Short problem: Reproduce the listing below in its entirety. Change nothing.
○ ○ ○ ○ ○
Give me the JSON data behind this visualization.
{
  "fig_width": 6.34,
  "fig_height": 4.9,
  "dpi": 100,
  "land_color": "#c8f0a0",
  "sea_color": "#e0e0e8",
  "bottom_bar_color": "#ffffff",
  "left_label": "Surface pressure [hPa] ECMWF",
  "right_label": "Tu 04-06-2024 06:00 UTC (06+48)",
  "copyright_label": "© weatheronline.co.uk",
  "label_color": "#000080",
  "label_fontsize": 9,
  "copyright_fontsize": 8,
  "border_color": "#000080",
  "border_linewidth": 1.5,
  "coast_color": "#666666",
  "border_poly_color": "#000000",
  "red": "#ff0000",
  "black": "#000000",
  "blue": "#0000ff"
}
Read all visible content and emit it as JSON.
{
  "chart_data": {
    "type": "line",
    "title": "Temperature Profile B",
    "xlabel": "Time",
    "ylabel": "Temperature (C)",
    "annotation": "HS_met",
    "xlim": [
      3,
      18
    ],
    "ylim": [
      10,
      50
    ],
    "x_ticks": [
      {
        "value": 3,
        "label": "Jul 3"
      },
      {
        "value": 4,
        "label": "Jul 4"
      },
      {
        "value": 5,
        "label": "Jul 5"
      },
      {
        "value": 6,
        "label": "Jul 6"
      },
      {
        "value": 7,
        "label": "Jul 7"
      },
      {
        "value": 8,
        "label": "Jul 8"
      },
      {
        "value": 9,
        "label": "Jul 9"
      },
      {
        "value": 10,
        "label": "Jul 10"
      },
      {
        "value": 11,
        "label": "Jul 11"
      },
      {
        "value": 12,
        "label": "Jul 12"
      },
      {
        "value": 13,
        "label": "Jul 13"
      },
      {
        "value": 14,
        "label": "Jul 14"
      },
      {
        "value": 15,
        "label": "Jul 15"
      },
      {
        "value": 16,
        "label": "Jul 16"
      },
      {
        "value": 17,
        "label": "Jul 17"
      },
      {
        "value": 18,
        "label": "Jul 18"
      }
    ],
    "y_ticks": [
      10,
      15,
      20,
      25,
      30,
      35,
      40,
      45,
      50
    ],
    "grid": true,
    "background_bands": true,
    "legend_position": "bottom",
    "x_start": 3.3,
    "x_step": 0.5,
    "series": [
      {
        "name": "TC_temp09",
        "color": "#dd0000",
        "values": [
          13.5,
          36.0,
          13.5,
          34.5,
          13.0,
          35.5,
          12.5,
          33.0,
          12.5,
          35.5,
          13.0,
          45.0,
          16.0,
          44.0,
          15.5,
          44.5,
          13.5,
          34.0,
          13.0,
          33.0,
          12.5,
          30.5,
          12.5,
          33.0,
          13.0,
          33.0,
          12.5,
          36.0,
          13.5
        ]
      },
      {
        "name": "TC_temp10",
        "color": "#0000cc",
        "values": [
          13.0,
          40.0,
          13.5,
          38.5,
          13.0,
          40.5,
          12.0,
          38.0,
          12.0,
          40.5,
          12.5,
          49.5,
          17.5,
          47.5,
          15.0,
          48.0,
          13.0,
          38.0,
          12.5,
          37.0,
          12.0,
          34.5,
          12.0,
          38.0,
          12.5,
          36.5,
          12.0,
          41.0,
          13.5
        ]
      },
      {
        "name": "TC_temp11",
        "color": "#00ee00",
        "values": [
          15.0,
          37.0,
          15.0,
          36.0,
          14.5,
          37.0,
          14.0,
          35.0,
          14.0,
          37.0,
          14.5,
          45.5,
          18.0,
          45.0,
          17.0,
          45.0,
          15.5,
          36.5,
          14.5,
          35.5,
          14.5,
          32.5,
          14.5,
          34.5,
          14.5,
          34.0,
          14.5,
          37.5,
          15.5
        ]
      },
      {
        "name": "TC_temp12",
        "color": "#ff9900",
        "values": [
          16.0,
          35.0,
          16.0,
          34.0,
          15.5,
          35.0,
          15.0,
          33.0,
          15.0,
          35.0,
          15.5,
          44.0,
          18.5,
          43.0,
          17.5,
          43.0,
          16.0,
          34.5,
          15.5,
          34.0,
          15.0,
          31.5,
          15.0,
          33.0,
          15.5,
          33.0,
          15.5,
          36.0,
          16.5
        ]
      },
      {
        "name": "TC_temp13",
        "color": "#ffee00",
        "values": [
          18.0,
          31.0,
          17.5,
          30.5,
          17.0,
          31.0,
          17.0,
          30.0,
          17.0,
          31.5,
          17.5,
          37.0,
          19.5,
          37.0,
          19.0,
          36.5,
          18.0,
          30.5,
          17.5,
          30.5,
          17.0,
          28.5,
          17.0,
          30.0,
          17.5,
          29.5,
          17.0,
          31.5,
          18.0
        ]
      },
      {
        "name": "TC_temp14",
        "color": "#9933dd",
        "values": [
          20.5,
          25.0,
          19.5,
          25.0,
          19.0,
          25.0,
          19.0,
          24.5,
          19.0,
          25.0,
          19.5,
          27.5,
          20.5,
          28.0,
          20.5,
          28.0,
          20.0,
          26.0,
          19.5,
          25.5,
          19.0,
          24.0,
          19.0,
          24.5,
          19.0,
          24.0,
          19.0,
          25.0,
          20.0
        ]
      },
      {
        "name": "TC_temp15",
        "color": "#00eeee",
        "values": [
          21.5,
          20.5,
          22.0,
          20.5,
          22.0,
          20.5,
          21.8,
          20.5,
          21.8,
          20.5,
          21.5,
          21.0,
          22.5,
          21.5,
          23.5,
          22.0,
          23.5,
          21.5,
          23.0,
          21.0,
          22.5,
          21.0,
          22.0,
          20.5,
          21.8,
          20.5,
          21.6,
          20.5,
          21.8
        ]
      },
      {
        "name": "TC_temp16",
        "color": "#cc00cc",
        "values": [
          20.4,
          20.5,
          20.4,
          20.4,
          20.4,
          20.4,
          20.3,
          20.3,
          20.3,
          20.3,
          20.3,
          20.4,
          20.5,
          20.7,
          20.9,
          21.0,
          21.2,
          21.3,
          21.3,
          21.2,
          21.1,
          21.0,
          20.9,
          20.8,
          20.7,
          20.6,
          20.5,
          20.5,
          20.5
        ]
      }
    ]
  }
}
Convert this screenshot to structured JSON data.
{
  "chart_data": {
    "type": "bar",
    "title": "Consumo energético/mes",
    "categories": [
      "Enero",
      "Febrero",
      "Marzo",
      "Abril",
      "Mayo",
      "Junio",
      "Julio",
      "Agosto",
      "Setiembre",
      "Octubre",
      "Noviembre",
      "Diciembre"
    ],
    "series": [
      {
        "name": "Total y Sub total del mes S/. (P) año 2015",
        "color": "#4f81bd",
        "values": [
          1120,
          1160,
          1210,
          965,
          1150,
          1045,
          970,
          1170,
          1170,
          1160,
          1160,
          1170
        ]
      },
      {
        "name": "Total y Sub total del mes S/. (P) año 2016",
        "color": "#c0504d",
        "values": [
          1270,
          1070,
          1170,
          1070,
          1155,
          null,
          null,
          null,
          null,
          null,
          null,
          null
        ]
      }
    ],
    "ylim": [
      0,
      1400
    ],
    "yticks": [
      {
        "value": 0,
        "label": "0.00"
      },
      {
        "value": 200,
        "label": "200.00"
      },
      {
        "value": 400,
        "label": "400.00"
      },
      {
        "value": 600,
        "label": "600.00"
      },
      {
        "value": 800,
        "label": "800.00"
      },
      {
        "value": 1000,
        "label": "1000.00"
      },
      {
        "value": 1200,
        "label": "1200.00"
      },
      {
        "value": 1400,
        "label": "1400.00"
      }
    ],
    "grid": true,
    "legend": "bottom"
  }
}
○ ○ ○ ○ ○
Task result:
Give me the JSON data behind this visualization.
{
  "fig_width": 6.34,
  "fig_height": 4.9,
  "dpi": 100,
  "land_color": "#c8f0a0",
  "sea_color": "#e0e0e8",
  "bottom_bar_color": "#ffffff",
  "left_label": "Surface pressure [hPa] ECMWF",
  "right_label": "Tu 04-06-2024 06:00 UTC (06+48)",
  "copyright_label": "© weatheronline.co.uk",
  "label_color": "#000080",
  "label_fontsize": 9,
  "copyright_fontsize": 8,
  "border_color": "#000080",
  "border_linewidth": 1.5,
  "coast_color": "#666666",
  "border_poly_color": "#000000",
  "red": "#ff0000",
  "black": "#000000",
  "blue": "#0000ff"
}
Read all visible content and emit it as JSON.
{
  "chart_data": {
    "type": "line",
    "title": "Temperature Profile B",
    "xlabel": "Time",
    "ylabel": "Temperature (C)",
    "annotation": "HS_met",
    "xlim": [
      3,
      18
    ],
    "ylim": [
      10,
      50
    ],
    "x_ticks": [
      {
        "value": 3,
        "label": "Jul 3"
      },
      {
        "value": 4,
        "label": "Jul 4"
      },
      {
        "value": 5,
        "label": "Jul 5"
      },
      {
        "value": 6,
        "label": "Jul 6"
      },
      {
        "value": 7,
        "label": "Jul 7"
      },
      {
        "value": 8,
        "label": "Jul 8"
      },
      {
        "value": 9,
        "label": "Jul 9"
      },
      {
        "value": 10,
        "label": "Jul 10"
      },
      {
        "value": 11,
        "label": "Jul 11"
      },
      {
        "value": 12,
        "label": "Jul 12"
      },
      {
        "value": 13,
        "label": "Jul 13"
      },
      {
        "value": 14,
        "label": "Jul 14"
      },
      {
        "value": 15,
        "label": "Jul 15"
      },
      {
        "value": 16,
        "label": "Jul 16"
      },
      {
        "value": 17,
        "label": "Jul 17"
      },
      {
        "value": 18,
        "label": "Jul 18"
      }
    ],
    "y_ticks": [
      10,
      15,
      20,
      25,
      30,
      35,
      40,
      45,
      50
    ],
    "grid": true,
    "background_bands": true,
    "legend_position": "bottom",
    "x_start": 3.3,
    "x_step": 0.5,
    "series": [
      {
        "name": "TC_temp09",
        "color": "#dd0000",
        "values": [
          13.5,
          36.0,
          13.5,
          34.5,
          13.0,
          35.5,
          12.5,
          33.0,
          12.5,
          35.5,
          13.0,
          45.0,
          16.0,
          44.0,
          15.5,
          44.5,
          13.5,
          34.0,
          13.0,
          33.0,
          12.5,
          30.5,
          12.5,
          33.0,
          13.0,
          33.0,
          12.5,
          36.0,
          13.5
        ]
      },
      {
        "name": "TC_temp10",
        "color": "#0000cc",
        "values": [
          13.0,
          40.0,
          13.5,
          38.5,
          13.0,
          40.5,
          12.0,
          38.0,
          12.0,
          40.5,
          12.5,
          49.5,
          17.5,
          47.5,
          15.0,
          48.0,
          13.0,
          38.0,
          12.5,
          37.0,
          12.0,
          34.5,
          12.0,
          38.0,
          12.5,
          36.5,
          12.0,
          41.0,
          13.5
        ]
      },
      {
        "name": "TC_temp11",
        "color": "#00ee00",
        "values": [
          15.0,
          37.0,
          15.0,
          36.0,
          14.5,
          37.0,
          14.0,
          35.0,
          14.0,
          37.0,
          14.5,
          45.5,
          18.0,
          45.0,
          17.0,
          45.0,
          15.5,
          36.5,
          14.5,
          35.5,
          14.5,
          32.5,
          14.5,
          34.5,
          14.5,
          34.0,
          14.5,
          37.5,
          15.5
        ]
      },
      {
        "name": "TC_temp12",
        "color": "#ff9900",
        "values": [
          16.0,
          35.0,
          16.0,
          34.0,
          15.5,
          35.0,
          15.0,
          33.0,
          15.0,
          35.0,
          15.5,
          44.0,
          18.5,
          43.0,
          17.5,
          43.0,
          16.0,
          34.5,
          15.5,
          34.0,
          15.0,
          31.5,
          15.0,
          33.0,
          15.5,
          33.0,
          15.5,
          36.0,
          16.5
        ]
      },
      {
        "name": "TC_temp13",
        "color": "#ffee00",
        "values": [
          18.0,
          31.0,
          17.5,
          30.5,
          17.0,
          31.0,
          17.0,
          30.0,
          17.0,
          31.5,
          17.5,
          37.0,
          19.5,
          37.0,
          19.0,
          36.5,
          18.0,
          30.5,
          17.5,
          30.5,
          17.0,
          28.5,
          17.0,
          30.0,
          17.5,
          29.5,
          17.0,
          31.5,
          18.0
        ]
      },
      {
        "name": "TC_temp14",
        "color": "#9933dd",
        "values": [
          20.5,
          25.0,
          19.5,
          25.0,
          19.0,
          25.0,
          19.0,
          24.5,
          19.0,
          25.0,
          19.5,
          27.5,
          20.5,
          28.0,
          20.5,
          28.0,
          20.0,
          26.0,
          19.5,
          25.5,
          19.0,
          24.0,
          19.0,
          24.5,
          19.0,
          24.0,
          19.0,
          25.0,
          20.0
        ]
      },
      {
        "name": "TC_temp15",
        "color": "#00eeee",
        "values": [
          21.5,
          20.5,
          22.0,
          20.5,
          22.0,
          20.5,
          21.8,
          20.5,
          21.8,
          20.5,
          21.5,
          21.0,
          22.5,
          21.5,
          23.5,
          22.0,
          23.5,
          21.5,
          23.0,
          21.0,
          22.5,
          21.0,
          22.0,
          20.5,
          21.8,
          20.5,
          21.6,
          20.5,
          21.8
        ]
      },
      {
        "name": "TC_temp16",
        "color": "#cc00cc",
        "values": [
          20.4,
          20.5,
          20.4,
          20.4,
          20.4,
          20.4,
          20.3,
          20.3,
          20.3,
          20.3,
          20.3,
          20.4,
          20.5,
          20.7,
          20.9,
          21.0,
          21.2,
          21.3,
          21.3,
          21.2,
          21.1,
          21.0,
          20.9,
          20.8,
          20.7,
          20.6,
          20.5,
          20.5,
          20.5
        ]
      }
    ]
  }
}
Convert this screenshot to structured JSON data.
{
  "chart_data": {
    "type": "bar",
    "title": "Consumo energético/mes",
    "categories": [
      "Enero",
      "Febrero",
      "Marzo",
      "Abril",
      "Mayo",
      "Junio",
      "Julio",
      "Agosto",
      "Setiembre",
      "Octubre",
      "Noviembre",
      "Diciembre"
    ],
    "series": [
      {
        "name": "Total y Sub total del mes S/. (P) año 2015",
        "color": "#4f81bd",
        "values": [
          1120,
          1160,
          1210,
          965,
          1150,
          1045,
          970,
          1170,
          1170,
          1160,
          1160,
          1170
        ]
      },
      {
        "name": "Total y Sub total del mes S/. (P) año 2016",
        "color": "#c0504d",
        "values": [
          1270,
          1070,
          1170,
          1070,
          1155,
          null,
          null,
          null,
          null,
          null,
          null,
          null
        ]
      }
    ],
    "ylim": [
      0,
      1400
    ],
    "yticks": [
      {
        "value": 0,
        "label": "0.00"
      },
      {
        "value": 200,
        "label": "200.00"
      },
      {
        "value": 400,
        "label": "400.00"
      },
      {
        "value": 600,
        "label": "600.00"
      },
      {
        "value": 800,
        "label": "800.00"
      },
      {
        "value": 1000,
        "label": "1000.00"
      },
      {
        "value": 1200,
        "label": "1200.00"
      },
      {
        "value": 1400,
        "label": "1400.00"
      }
    ],
    "grid": true,
    "legend": "bottom"
  }
}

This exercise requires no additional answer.